• GIVEN TASK: Determine the count of lines holding "none" and give that count alone.

• Figure contents as structured data:
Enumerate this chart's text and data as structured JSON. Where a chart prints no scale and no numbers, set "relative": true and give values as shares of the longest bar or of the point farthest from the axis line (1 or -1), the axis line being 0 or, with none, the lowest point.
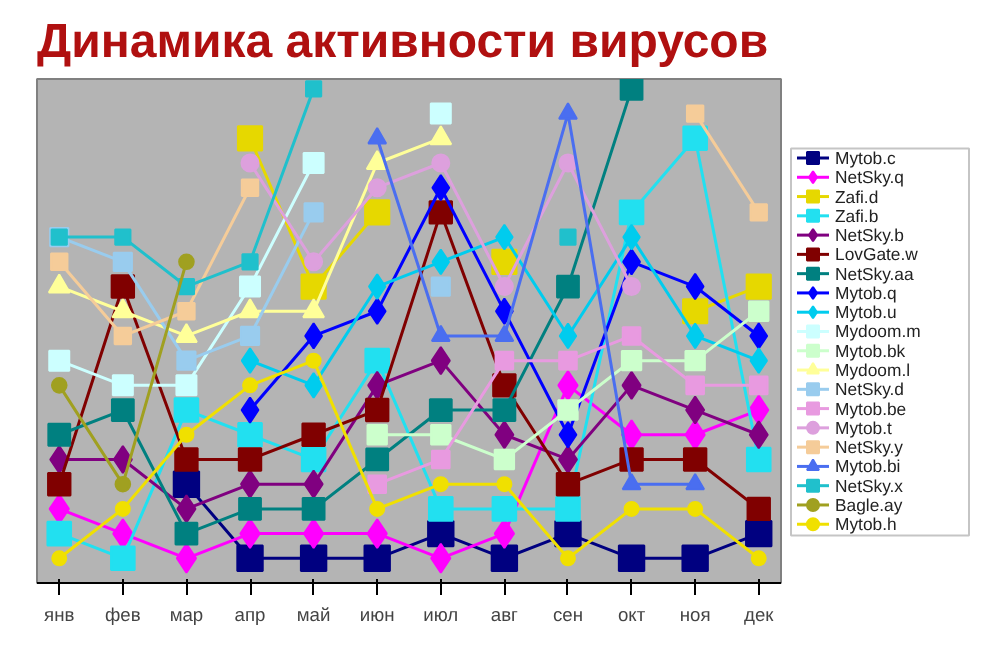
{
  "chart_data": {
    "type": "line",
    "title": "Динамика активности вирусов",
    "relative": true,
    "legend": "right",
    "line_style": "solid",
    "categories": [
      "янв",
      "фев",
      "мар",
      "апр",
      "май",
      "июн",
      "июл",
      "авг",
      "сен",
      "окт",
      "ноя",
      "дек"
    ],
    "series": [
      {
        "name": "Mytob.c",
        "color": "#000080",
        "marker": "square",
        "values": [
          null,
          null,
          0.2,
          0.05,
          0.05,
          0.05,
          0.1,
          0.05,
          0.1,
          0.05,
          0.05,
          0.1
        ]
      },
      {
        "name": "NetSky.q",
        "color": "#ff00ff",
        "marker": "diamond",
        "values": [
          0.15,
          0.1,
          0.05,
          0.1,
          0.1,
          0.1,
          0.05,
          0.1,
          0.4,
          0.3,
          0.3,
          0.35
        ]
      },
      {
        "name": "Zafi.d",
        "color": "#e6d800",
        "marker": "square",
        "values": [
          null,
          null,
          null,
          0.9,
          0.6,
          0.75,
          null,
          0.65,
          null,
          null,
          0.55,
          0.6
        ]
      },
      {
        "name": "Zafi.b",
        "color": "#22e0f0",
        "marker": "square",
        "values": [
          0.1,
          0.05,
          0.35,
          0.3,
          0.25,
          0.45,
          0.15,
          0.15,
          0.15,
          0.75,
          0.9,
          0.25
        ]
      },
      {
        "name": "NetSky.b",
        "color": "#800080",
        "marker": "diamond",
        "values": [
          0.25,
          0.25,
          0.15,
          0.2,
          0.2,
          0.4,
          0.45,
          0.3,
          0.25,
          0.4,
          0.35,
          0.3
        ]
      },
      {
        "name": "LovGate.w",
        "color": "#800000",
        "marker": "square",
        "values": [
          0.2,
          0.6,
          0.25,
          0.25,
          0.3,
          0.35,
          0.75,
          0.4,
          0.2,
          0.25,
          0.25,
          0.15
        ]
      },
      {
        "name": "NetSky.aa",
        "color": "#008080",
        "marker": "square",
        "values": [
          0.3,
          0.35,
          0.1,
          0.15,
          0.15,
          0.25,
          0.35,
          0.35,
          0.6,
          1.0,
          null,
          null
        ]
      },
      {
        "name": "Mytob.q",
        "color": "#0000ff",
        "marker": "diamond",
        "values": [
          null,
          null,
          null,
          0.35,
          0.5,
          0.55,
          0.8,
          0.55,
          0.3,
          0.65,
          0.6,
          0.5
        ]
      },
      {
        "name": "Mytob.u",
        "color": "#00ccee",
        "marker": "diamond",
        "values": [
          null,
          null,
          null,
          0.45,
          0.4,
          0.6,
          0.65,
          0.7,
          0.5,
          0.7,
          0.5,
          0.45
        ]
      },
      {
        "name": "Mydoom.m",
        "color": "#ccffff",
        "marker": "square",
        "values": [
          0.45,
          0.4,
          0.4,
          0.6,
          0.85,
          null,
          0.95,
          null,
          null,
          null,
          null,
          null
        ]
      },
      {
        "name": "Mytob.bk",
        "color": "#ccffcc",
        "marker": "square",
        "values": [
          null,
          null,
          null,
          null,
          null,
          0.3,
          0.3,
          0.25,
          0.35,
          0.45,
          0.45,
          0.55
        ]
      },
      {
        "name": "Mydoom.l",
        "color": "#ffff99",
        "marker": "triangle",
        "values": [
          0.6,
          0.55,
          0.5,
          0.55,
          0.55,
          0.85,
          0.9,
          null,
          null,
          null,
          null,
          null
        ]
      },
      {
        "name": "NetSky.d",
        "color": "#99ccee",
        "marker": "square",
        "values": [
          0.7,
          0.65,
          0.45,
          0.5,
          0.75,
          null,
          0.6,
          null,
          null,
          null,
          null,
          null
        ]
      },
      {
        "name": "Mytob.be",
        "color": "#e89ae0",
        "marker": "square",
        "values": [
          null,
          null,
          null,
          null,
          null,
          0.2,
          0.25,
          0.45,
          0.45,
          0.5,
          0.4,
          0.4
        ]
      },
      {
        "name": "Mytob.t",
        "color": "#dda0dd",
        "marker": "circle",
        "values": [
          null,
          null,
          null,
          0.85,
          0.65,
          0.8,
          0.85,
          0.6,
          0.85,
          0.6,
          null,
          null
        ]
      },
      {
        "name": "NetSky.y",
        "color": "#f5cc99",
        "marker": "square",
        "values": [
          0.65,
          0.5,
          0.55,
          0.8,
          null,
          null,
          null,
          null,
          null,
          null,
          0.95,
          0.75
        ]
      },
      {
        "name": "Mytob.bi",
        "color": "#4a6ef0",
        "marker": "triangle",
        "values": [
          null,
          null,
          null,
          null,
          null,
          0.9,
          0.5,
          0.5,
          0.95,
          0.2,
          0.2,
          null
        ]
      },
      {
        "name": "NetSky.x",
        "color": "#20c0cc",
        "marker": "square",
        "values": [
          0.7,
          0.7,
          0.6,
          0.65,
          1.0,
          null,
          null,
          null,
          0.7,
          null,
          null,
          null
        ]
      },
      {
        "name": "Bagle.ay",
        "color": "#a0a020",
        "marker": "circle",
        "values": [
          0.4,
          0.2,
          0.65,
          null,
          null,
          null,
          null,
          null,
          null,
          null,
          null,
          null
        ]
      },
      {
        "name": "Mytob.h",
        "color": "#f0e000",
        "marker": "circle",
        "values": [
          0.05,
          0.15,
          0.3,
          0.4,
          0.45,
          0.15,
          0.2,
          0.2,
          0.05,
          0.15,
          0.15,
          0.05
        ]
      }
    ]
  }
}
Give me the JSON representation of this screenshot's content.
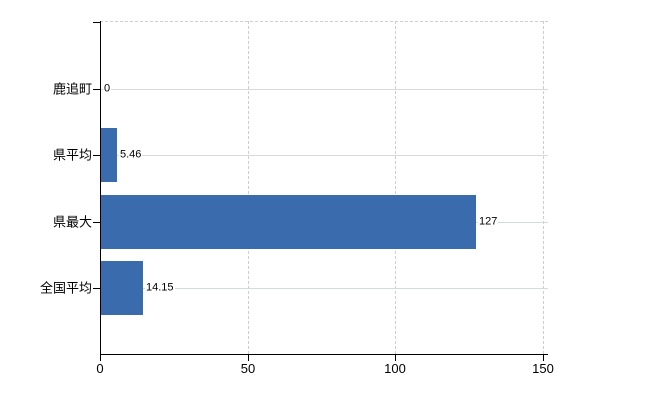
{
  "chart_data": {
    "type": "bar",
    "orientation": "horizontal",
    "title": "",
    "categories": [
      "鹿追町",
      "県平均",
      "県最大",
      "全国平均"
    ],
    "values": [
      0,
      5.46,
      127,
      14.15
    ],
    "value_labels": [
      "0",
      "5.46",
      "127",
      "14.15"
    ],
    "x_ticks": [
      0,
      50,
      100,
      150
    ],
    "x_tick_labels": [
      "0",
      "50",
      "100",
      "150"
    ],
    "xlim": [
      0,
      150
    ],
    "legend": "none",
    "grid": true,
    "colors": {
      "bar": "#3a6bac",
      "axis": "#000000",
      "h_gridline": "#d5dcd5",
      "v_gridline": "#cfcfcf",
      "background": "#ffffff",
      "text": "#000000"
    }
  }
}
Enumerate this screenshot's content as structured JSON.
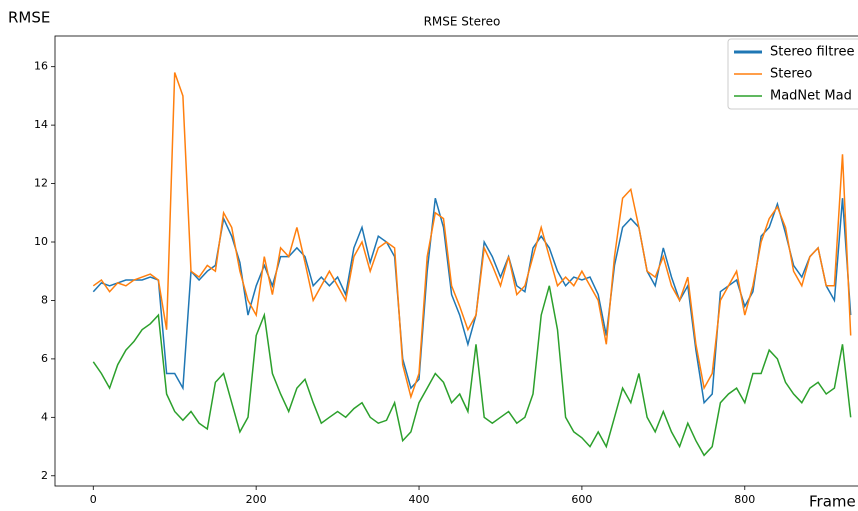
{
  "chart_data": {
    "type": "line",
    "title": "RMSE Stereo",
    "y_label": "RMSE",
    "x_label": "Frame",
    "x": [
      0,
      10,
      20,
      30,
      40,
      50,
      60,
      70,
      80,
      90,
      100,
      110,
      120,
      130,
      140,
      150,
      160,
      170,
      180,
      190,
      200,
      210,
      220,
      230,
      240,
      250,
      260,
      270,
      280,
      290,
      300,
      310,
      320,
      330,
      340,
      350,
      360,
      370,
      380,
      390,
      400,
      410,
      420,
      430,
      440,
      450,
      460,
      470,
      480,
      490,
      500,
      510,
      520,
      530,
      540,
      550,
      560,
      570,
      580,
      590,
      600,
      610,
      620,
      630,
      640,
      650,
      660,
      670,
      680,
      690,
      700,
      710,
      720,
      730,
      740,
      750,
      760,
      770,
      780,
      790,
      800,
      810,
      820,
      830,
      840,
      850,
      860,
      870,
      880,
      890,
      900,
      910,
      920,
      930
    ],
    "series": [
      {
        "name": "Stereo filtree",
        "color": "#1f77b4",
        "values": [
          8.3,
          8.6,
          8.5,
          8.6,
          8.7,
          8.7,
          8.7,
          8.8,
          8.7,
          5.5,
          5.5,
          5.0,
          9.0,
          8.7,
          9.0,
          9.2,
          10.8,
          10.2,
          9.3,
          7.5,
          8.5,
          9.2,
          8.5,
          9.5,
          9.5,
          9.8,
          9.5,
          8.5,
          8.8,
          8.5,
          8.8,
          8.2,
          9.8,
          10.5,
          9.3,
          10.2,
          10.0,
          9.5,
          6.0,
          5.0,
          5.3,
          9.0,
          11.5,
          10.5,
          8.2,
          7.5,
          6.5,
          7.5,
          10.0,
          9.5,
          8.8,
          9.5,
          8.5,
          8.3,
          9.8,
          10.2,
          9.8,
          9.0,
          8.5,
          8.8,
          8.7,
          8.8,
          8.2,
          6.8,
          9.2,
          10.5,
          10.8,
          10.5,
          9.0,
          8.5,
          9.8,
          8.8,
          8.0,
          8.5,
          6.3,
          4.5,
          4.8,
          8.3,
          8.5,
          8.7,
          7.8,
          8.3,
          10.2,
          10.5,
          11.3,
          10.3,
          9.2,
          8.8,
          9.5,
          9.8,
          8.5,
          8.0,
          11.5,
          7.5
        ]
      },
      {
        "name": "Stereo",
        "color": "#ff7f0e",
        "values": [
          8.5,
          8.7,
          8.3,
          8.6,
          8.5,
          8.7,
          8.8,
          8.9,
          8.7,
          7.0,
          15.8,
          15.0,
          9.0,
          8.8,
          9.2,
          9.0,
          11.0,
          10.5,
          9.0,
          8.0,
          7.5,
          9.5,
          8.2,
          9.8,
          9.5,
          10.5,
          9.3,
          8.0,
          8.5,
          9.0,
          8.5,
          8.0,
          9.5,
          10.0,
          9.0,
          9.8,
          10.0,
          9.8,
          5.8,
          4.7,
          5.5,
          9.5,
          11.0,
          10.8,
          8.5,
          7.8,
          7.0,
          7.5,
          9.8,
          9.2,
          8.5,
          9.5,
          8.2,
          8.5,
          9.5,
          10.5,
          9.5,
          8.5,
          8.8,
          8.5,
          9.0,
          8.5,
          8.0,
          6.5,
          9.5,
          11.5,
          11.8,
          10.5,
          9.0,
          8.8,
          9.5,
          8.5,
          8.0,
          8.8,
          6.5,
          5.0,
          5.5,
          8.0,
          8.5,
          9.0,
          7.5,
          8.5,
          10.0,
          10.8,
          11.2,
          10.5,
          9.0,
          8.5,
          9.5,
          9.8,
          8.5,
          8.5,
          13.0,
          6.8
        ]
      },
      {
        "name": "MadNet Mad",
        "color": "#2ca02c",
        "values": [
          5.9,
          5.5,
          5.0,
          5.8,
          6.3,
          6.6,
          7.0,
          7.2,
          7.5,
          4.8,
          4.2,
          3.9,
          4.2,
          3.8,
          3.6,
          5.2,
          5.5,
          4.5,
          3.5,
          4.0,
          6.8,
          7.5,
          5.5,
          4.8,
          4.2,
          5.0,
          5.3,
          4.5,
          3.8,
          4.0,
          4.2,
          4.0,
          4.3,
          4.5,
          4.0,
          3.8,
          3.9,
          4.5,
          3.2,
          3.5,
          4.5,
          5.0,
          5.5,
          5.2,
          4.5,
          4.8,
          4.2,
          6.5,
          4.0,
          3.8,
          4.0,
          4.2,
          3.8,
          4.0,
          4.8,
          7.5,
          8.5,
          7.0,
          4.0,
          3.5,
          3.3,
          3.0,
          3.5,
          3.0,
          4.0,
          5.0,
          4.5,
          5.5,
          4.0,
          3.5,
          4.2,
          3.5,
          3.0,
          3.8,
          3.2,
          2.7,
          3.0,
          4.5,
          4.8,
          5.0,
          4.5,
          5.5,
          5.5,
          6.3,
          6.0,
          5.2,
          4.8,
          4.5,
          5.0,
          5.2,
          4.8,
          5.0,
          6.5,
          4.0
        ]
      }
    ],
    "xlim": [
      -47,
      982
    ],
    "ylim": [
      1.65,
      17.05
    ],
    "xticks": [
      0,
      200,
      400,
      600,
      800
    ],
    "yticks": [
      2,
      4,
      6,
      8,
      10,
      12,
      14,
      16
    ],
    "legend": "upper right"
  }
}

• WORKED SOLUTION: 2